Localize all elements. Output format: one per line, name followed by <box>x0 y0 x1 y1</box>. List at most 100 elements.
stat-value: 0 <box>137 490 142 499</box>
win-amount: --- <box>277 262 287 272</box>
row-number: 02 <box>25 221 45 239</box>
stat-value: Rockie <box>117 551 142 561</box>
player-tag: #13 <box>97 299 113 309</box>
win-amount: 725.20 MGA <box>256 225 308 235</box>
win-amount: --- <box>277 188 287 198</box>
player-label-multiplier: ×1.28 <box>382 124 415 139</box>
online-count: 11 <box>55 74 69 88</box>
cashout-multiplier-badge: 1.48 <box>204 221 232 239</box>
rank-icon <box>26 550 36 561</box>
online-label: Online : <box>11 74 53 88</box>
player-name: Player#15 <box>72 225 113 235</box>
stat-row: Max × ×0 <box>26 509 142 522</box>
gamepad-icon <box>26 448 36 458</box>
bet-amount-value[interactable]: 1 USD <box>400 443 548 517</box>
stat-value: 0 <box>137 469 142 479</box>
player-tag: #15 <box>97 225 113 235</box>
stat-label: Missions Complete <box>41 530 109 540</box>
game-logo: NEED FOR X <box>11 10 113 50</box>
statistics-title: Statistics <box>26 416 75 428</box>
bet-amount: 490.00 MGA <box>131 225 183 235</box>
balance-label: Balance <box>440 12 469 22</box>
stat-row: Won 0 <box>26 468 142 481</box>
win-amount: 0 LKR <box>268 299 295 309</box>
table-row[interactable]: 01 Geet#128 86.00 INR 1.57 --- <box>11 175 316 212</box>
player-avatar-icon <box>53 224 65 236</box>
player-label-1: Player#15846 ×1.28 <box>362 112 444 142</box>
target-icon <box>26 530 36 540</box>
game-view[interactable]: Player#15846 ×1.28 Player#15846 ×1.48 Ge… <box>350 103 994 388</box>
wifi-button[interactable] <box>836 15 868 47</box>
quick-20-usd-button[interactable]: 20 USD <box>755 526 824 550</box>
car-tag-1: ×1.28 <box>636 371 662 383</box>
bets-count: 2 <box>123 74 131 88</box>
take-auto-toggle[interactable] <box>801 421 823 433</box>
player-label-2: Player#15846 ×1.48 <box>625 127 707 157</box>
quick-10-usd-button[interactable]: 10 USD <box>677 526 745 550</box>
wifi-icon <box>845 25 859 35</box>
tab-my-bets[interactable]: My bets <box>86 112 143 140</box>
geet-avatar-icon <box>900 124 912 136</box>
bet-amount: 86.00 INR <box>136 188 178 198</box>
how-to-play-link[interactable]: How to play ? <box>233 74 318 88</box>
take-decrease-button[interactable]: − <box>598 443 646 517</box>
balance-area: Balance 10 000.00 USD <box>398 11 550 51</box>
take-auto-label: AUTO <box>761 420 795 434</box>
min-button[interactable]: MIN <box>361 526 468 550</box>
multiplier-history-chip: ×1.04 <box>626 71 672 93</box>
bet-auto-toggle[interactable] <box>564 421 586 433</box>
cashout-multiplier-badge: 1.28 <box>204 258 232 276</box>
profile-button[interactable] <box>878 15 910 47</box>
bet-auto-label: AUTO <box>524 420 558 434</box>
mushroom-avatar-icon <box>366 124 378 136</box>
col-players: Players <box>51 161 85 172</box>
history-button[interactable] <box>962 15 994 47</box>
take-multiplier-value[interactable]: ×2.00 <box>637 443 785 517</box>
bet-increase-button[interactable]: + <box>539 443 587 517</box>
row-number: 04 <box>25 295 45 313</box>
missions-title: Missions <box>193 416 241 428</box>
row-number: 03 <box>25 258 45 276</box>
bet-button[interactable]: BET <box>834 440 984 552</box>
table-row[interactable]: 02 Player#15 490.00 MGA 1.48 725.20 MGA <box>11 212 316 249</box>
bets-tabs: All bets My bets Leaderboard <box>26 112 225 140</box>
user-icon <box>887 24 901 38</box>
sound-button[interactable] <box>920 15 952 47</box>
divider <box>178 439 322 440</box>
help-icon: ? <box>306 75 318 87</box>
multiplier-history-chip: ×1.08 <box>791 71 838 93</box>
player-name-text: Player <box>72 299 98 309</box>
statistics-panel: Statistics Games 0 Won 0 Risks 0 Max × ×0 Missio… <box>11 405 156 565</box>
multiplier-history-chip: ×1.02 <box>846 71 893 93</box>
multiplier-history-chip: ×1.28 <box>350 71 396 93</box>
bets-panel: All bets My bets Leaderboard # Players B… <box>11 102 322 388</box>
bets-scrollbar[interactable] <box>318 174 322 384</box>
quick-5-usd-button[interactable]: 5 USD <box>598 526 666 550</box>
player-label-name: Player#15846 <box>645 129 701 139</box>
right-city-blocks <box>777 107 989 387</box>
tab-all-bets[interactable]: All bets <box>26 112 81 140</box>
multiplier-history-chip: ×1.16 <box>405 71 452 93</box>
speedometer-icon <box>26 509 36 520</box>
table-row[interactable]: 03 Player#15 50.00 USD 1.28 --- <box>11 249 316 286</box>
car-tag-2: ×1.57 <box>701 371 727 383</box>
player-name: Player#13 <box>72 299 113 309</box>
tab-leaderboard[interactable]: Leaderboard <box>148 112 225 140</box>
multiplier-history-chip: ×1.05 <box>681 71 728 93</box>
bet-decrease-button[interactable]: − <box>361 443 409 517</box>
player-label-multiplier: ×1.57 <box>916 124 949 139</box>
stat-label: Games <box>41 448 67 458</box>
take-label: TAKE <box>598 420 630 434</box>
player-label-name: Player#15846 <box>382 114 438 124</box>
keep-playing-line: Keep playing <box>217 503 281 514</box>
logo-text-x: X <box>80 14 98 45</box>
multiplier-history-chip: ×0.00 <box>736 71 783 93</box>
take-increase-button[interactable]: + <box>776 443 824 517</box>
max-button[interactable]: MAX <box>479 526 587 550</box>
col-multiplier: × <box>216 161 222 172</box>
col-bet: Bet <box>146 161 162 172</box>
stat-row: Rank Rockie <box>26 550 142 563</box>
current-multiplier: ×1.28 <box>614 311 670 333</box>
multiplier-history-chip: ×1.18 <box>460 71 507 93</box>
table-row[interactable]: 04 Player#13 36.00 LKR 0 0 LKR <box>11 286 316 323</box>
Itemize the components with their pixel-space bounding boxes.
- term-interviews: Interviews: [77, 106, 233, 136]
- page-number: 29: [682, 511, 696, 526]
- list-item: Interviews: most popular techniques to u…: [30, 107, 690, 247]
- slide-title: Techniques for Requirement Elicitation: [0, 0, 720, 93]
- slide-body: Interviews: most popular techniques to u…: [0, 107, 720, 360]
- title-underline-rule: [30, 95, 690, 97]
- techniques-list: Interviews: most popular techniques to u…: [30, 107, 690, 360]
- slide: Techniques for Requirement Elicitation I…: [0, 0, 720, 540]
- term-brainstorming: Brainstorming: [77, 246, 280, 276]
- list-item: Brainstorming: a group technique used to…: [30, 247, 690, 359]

---*---

■ **The request**
Render every line of the material above as a Markdown table with two columns, Row for a sequential number and Line for the text. Omit any blank lines.

■ **Answer to the exercise**
| Row | Line |
|---|---|
| 1 | Localize all elements. Output format: one per line, name followed by <box>x0 y0 x1 y1</box>. List at most 100 elements. |
| 2 | stat-value: 0 <box>137 490 142 499</box> |
| 3 | win-amount: --- <box>277 262 287 272</box> |
| 4 | row-number: 02 <box>25 221 45 239</box> |
| 5 | stat-value: Rockie <box>117 551 142 561</box> |
| 6 | player-tag: #13 <box>97 299 113 309</box> |
| 7 | win-amount: 725.20 MGA <box>256 225 308 235</box> |
| 8 | win-amount: --- <box>277 188 287 198</box> |
| 9 | player-label-multiplier: ×1.28 <box>382 124 415 139</box> |
| 10 | online-count: 11 <box>55 74 69 88</box> |
| 11 | cashout-multiplier-badge: 1.48 <box>204 221 232 239</box> |
| 12 | rank-icon <box>26 550 36 561</box> |
| 13 | online-label: Online : <box>11 74 53 88</box> |
| 14 | player-name: Player#15 <box>72 225 113 235</box> |
| 15 | stat-row: Max × ×0 <box>26 509 142 522</box> |
| 16 | gamepad-icon <box>26 448 36 458</box> |
| 17 | bet-amount-value[interactable]: 1 USD <box>400 443 548 517</box> |
| 18 | stat-value: 0 <box>137 469 142 479</box> |
| 19 | player-tag: #15 <box>97 225 113 235</box> |
| 20 | stat-label: Missions Complete <box>41 530 109 540</box> |
| 21 | game-logo: NEED FOR X <box>11 10 113 50</box> |
| 22 | statistics-title: Statistics <box>26 416 75 428</box> |
| 23 | bet-amount: 490.00 MGA <box>131 225 183 235</box> |
| 24 | balance-label: Balance <box>440 12 469 22</box> |
| 25 | stat-row: Won 0 <box>26 468 142 481</box> |
| 26 | win-amount: 0 LKR <box>268 299 295 309</box> |
| 27 | table-row[interactable]: 01 Geet#128 86.00 INR 1.57 --- <box>11 175 316 212</box> |
| 28 | player-avatar-icon <box>53 224 65 236</box> |
| 29 | player-label-1: Player#15846 ×1.28 <box>362 112 444 142</box> |
| 30 | target-icon <box>26 530 36 540</box> |
| 31 | game-view[interactable]: Player#15846 ×1.28 Player#15846 ×1.48 Ge… <box>350 103 994 388</box> |
| 32 | wifi-button[interactable] <box>836 15 868 47</box> |
| 33 | quick-20-usd-button[interactable]: 20 USD <box>755 526 824 550</box> |
| 34 | car-tag-1: ×1.28 <box>636 371 662 383</box> |
| 35 | bets-count: 2 <box>123 74 131 88</box> |
| 36 | take-auto-toggle[interactable] <box>801 421 823 433</box> |
| 37 | player-label-2: Player#15846 ×1.48 <box>625 127 707 157</box> |
| 38 | quick-10-usd-button[interactable]: 10 USD <box>677 526 745 550</box> |
| 39 | wifi-icon <box>845 25 859 35</box> |
| 40 | tab-my-bets[interactable]: My bets <box>86 112 143 140</box> |
| 41 | geet-avatar-icon <box>900 124 912 136</box> |
| 42 | bet-amount: 86.00 INR <box>136 188 178 198</box> |
| 43 | how-to-play-link[interactable]: How to play ? <box>233 74 318 88</box> |
| 44 | take-decrease-button[interactable]: − <box>598 443 646 517</box> |
| 45 | balance-area: Balance 10 000.00 USD <box>398 11 550 51</box> |
| 46 | take-auto-label: AUTO <box>761 420 795 434</box> |
| 47 | min-button[interactable]: MIN <box>361 526 468 550</box> |
| 48 | multiplier-history-chip: ×1.04 <box>626 71 672 93</box> |
| 49 | bet-auto-toggle[interactable] <box>564 421 586 433</box> |
| 50 | cashout-multiplier-badge: 1.28 <box>204 258 232 276</box> |
| 51 | profile-button[interactable] <box>878 15 910 47</box> |
| 52 | bet-auto-label: AUTO <box>524 420 558 434</box> |
| 53 | mushroom-avatar-icon <box>366 124 378 136</box> |
| 54 | col-players: Players <box>51 161 85 172</box> |
| 55 | history-button[interactable] <box>962 15 994 47</box> |
| 56 | take-multiplier-value[interactable]: ×2.00 <box>637 443 785 517</box> |
| 57 | bet-increase-button[interactable]: + <box>539 443 587 517</box> |
| 58 | row-number: 04 <box>25 295 45 313</box> |
| 59 | missions-title: Missions <box>193 416 241 428</box> |
| 60 | row-number: 03 <box>25 258 45 276</box> |
| 61 | bet-button[interactable]: BET <box>834 440 984 552</box> |
| 62 | table-row[interactable]: 02 Player#15 490.00 MGA 1.48 725.20 MGA <box>11 212 316 249</box> |
| 63 | bets-tabs: All bets My bets Leaderboard <box>26 112 225 140</box> |
| 64 | user-icon <box>887 24 901 38</box> |
| 65 | sound-button[interactable] <box>920 15 952 47</box> |
| 66 | divider <box>178 439 322 440</box> |
| 67 | help-icon: ? <box>306 75 318 87</box> |
| 68 | multiplier-history-chip: ×1.08 <box>791 71 838 93</box> |
| 69 | player-name-text: Player <box>72 299 98 309</box> |
| 70 | statistics-panel: Statistics Games 0 Won 0 Risks 0 Max × ×0 Missio… <box>11 405 156 565</box> |
| 71 | multiplier-history-chip: ×1.02 <box>846 71 893 93</box> |
| 72 | multiplier-history-chip: ×1.28 <box>350 71 396 93</box> |
| 73 | bets-panel: All bets My bets Leaderboard # Players B… <box>11 102 322 388</box> |
| 74 | bets-scrollbar[interactable] <box>318 174 322 384</box> |
| 75 | quick-5-usd-button[interactable]: 5 USD <box>598 526 666 550</box> |
| 76 | player-label-name: Player#15846 <box>645 129 701 139</box> |
| 77 | right-city-blocks <box>777 107 989 387</box> |
| 78 | tab-all-bets[interactable]: All bets <box>26 112 81 140</box> |
| 79 | multiplier-history-chip: ×1.16 <box>405 71 452 93</box> |
| 80 | speedometer-icon <box>26 509 36 520</box> |
| 81 | table-row[interactable]: 03 Player#15 50.00 USD 1.28 --- <box>11 249 316 286</box> |
| 82 | car-tag-2: ×1.57 <box>701 371 727 383</box> |
| 83 | player-name: Player#13 <box>72 299 113 309</box> |
| 84 | tab-leaderboard[interactable]: Leaderboard <box>148 112 225 140</box> |
| 85 | multiplier-history-chip: ×1.05 <box>681 71 728 93</box> |
| 86 | bet-decrease-button[interactable]: − <box>361 443 409 517</box> |
| 87 | player-label-multiplier: ×1.57 <box>916 124 949 139</box> |
| 88 | stat-label: Games <box>41 448 67 458</box> |
| 89 | take-label: TAKE <box>598 420 630 434</box> |
| 90 | player-label-name: Player#15846 <box>382 114 438 124</box> |
| 91 | keep-playing-line: Keep playing <box>217 503 281 514</box> |
| 92 | logo-text-x: X <box>80 14 98 45</box> |
| 93 | multiplier-history-chip: ×0.00 <box>736 71 783 93</box> |
| 94 | take-increase-button[interactable]: + <box>776 443 824 517</box> |
| 95 | max-button[interactable]: MAX <box>479 526 587 550</box> |
| 96 | col-multiplier: × <box>216 161 222 172</box> |
| 97 | col-bet: Bet <box>146 161 162 172</box> |
| 98 | stat-row: Rank Rockie <box>26 550 142 563</box> |
| 99 | current-multiplier: ×1.28 <box>614 311 670 333</box> |
| 100 | multiplier-history-chip: ×1.18 <box>460 71 507 93</box> |
| 101 | table-row[interactable]: 04 Player#13 36.00 LKR 0 0 LKR <box>11 286 316 323</box> |
| 102 | Itemize the components with their pixel-space bounding boxes. |
| 103 | - term-interviews: Interviews: [77, 106, 233, 136] |
| 104 | - page-number: 29: [682, 511, 696, 526] |
| 105 | - list-item: Interviews: most popular techniques to u…: [30, 107, 690, 247] |
| 106 | - slide-title: Techniques for Requirement Elicitation: [0, 0, 720, 93] |
| 107 | - slide-body: Interviews: most popular techniques to u…: [0, 107, 720, 360] |
| 108 | - title-underline-rule: [30, 95, 690, 97] |
| 109 | - techniques-list: Interviews: most popular techniques to u…: [30, 107, 690, 360] |
| 110 | - slide: Techniques for Requirement Elicitation I…: [0, 0, 720, 540] |
| 111 | - term-brainstorming: Brainstorming: [77, 246, 280, 276] |
| 112 | - list-item: Brainstorming: a group technique used to…: [30, 247, 690, 359] |